## AIM OF THE EXERCISE
Find the lines of data that contain the string "Extent", then list them.
--------------------------------
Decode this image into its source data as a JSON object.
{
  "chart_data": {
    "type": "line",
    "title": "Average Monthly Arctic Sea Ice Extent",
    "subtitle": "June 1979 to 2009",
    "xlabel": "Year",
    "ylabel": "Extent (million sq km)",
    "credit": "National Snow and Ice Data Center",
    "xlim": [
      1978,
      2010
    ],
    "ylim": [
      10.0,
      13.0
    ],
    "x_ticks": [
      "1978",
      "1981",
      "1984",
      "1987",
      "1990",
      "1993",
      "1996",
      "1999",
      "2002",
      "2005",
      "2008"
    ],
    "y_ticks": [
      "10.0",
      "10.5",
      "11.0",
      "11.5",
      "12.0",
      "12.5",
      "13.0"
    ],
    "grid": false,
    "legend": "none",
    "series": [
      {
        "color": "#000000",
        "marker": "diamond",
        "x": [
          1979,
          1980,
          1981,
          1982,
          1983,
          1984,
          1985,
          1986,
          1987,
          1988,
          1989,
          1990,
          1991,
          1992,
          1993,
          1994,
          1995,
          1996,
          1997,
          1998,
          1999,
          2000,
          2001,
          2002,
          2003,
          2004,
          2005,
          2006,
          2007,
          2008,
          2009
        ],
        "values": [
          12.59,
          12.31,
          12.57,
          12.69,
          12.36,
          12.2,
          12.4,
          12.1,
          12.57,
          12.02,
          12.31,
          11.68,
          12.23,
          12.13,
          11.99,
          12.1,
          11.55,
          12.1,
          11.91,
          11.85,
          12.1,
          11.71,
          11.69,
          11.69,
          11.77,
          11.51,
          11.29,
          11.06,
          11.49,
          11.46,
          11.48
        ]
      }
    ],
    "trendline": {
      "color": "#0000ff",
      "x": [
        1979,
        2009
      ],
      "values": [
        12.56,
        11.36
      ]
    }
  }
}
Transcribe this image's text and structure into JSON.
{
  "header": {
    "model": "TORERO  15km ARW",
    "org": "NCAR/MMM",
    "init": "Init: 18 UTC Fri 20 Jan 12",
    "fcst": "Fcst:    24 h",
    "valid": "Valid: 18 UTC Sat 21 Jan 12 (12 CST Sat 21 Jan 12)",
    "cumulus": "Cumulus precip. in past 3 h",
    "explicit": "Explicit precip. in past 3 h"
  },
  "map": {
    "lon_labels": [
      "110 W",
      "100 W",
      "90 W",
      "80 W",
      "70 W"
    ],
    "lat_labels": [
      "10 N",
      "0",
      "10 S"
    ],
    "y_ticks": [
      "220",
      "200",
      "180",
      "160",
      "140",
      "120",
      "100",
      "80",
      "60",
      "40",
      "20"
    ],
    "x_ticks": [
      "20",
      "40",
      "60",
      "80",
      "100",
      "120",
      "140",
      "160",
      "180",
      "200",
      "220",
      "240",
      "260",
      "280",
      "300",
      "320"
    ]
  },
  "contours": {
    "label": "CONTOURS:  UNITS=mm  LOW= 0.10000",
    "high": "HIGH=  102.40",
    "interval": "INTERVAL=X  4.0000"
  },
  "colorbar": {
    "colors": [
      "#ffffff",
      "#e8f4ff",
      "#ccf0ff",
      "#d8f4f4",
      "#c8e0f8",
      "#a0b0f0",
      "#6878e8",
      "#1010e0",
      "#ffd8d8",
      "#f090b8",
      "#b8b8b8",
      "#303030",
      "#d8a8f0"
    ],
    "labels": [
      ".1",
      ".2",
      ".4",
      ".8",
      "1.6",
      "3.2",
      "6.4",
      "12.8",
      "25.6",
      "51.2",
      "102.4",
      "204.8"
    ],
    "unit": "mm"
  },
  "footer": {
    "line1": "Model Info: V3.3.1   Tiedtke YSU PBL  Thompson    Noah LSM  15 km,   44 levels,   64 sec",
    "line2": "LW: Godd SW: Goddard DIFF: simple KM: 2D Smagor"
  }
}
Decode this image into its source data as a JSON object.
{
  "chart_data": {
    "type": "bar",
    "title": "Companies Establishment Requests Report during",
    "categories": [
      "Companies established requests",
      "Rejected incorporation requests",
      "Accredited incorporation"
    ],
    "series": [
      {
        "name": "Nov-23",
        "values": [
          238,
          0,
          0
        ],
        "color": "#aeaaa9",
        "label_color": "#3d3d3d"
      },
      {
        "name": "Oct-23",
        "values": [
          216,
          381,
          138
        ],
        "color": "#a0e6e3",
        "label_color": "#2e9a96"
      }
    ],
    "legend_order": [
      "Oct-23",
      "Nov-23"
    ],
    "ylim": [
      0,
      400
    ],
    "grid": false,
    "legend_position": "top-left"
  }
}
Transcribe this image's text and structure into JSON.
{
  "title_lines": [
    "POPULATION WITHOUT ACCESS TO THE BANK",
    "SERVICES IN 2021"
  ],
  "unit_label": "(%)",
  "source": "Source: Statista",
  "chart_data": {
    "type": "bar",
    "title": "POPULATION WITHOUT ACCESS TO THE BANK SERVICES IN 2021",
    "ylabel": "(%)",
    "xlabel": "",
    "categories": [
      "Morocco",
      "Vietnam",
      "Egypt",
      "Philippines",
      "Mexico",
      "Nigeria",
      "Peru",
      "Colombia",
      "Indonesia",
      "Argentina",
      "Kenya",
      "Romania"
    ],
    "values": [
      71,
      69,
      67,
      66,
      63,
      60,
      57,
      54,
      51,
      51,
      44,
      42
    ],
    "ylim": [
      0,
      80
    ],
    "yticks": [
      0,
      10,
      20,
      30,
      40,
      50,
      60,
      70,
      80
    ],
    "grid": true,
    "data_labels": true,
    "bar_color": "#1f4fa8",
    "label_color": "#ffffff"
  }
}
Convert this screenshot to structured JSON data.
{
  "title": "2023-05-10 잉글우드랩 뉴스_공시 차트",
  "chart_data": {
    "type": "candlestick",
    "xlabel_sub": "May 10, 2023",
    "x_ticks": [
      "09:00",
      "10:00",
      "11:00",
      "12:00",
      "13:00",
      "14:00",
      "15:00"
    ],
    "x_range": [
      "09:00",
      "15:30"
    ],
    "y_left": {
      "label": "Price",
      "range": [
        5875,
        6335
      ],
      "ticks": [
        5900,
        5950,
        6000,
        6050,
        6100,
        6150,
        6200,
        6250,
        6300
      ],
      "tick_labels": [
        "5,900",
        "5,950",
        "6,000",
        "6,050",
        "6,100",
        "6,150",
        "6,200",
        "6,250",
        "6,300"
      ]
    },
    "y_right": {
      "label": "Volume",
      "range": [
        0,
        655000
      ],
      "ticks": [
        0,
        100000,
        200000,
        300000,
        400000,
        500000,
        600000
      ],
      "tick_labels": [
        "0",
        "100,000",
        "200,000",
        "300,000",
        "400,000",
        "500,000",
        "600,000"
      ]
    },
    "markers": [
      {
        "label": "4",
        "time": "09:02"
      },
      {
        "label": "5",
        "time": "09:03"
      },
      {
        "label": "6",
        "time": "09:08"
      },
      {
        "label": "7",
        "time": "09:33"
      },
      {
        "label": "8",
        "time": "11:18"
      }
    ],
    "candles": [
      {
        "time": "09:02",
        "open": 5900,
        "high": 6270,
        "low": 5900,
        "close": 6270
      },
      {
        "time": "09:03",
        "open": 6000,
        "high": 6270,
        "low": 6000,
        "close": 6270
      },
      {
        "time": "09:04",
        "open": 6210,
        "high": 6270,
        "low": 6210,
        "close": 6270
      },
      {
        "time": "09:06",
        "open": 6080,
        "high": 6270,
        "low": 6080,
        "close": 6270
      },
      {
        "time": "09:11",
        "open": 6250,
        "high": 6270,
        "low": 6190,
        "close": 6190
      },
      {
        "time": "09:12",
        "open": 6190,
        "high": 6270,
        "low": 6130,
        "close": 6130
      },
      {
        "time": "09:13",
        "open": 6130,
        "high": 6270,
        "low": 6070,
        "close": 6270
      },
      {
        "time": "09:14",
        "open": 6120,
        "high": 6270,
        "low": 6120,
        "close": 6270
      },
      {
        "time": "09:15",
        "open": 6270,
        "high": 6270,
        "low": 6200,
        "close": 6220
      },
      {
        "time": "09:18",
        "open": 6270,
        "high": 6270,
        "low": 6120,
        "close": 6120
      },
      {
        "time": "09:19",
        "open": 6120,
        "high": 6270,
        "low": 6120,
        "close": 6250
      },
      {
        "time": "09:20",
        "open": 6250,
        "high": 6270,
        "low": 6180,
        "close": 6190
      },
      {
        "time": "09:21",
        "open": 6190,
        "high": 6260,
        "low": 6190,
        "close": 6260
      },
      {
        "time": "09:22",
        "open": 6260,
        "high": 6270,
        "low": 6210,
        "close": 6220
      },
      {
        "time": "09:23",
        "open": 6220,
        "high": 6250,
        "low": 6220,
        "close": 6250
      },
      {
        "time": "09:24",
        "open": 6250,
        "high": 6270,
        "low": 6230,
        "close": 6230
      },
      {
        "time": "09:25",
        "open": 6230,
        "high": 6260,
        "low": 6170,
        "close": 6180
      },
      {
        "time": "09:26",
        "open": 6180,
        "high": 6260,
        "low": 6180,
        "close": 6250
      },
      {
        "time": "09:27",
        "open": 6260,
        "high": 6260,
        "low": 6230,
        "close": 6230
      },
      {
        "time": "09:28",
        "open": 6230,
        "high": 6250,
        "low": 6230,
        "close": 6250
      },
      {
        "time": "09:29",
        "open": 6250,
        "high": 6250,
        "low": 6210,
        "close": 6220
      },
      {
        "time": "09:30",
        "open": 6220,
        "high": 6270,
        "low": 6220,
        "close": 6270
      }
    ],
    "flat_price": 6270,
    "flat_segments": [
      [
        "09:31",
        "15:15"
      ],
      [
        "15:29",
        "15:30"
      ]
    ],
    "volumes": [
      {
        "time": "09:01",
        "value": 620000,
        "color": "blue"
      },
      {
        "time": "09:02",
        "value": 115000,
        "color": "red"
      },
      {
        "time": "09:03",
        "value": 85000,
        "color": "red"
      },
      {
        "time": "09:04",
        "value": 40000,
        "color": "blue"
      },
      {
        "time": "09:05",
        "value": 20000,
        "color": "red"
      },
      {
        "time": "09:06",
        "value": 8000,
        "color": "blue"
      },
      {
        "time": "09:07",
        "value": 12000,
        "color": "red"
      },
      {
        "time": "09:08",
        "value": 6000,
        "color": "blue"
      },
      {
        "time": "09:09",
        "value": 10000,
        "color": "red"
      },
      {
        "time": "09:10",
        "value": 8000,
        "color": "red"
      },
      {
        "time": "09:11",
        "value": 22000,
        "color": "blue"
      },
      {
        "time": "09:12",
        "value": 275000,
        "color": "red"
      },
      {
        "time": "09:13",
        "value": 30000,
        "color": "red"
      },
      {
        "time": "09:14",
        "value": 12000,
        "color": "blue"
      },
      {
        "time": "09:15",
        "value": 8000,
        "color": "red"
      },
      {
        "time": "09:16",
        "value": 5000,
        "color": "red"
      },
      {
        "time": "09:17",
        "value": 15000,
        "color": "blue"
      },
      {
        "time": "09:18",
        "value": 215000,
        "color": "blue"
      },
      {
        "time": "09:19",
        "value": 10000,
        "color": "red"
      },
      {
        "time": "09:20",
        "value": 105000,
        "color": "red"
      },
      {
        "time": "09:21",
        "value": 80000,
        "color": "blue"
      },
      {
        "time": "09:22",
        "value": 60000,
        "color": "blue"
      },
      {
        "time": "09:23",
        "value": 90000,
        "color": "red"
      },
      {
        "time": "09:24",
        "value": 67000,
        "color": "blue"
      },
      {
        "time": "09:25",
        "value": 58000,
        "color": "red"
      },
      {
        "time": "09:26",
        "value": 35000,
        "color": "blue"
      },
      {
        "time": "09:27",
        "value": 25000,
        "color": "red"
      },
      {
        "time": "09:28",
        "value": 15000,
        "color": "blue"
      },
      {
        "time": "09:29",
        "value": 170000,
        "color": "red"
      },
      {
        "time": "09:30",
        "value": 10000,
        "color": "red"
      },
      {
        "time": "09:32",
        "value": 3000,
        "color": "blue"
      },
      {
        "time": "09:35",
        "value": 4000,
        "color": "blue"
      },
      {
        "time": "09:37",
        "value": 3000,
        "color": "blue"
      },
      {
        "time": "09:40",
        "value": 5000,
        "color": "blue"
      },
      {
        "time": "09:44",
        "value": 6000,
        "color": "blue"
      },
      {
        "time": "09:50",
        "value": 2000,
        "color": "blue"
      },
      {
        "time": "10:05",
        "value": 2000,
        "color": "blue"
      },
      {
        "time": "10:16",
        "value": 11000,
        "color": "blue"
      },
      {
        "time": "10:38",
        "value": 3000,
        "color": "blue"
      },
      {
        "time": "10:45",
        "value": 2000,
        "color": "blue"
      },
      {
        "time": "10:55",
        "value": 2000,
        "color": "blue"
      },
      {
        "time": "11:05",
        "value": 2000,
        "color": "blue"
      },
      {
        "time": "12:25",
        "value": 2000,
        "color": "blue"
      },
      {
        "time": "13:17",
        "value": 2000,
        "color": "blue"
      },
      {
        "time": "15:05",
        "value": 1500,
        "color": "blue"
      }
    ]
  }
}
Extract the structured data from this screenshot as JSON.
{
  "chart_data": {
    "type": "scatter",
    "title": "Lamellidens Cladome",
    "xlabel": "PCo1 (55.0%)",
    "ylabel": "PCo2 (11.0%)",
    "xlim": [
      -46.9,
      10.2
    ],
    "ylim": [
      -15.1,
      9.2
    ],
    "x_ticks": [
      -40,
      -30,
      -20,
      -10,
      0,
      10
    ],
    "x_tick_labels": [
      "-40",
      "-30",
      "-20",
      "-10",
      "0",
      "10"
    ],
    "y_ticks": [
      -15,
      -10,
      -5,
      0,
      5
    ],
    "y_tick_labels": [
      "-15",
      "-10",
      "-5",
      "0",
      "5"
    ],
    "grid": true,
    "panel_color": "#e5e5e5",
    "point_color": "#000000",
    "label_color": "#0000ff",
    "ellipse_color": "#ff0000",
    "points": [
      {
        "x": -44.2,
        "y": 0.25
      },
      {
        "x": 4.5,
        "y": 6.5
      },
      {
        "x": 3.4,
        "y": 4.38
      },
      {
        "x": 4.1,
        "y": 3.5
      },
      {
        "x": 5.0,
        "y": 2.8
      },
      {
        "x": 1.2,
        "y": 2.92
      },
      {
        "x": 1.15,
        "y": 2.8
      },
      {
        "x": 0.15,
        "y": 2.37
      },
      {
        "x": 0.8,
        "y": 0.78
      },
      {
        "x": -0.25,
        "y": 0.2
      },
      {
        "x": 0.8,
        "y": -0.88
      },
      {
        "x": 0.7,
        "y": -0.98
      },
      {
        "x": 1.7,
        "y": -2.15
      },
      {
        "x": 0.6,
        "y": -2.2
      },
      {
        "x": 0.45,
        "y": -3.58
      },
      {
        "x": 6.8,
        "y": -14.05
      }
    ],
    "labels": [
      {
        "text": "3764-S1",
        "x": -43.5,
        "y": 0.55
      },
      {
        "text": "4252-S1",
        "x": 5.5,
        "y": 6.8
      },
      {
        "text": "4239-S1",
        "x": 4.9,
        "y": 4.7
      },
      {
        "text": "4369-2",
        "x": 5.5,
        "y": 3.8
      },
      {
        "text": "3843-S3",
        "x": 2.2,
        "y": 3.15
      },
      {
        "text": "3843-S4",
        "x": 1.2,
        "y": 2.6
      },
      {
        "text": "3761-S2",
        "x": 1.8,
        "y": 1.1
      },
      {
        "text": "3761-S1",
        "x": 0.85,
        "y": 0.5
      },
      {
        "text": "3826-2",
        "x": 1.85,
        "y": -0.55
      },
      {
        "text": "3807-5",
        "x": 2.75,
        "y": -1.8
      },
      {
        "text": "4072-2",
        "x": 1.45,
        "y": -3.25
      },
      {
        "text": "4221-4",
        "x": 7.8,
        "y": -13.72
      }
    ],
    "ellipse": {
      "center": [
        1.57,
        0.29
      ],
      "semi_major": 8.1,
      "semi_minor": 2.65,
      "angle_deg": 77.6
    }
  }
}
--------------------------------
## CORRECT ANSWER
    "title": "Average Monthly Arctic Sea Ice Extent",
    "ylabel": "Extent (million sq km)",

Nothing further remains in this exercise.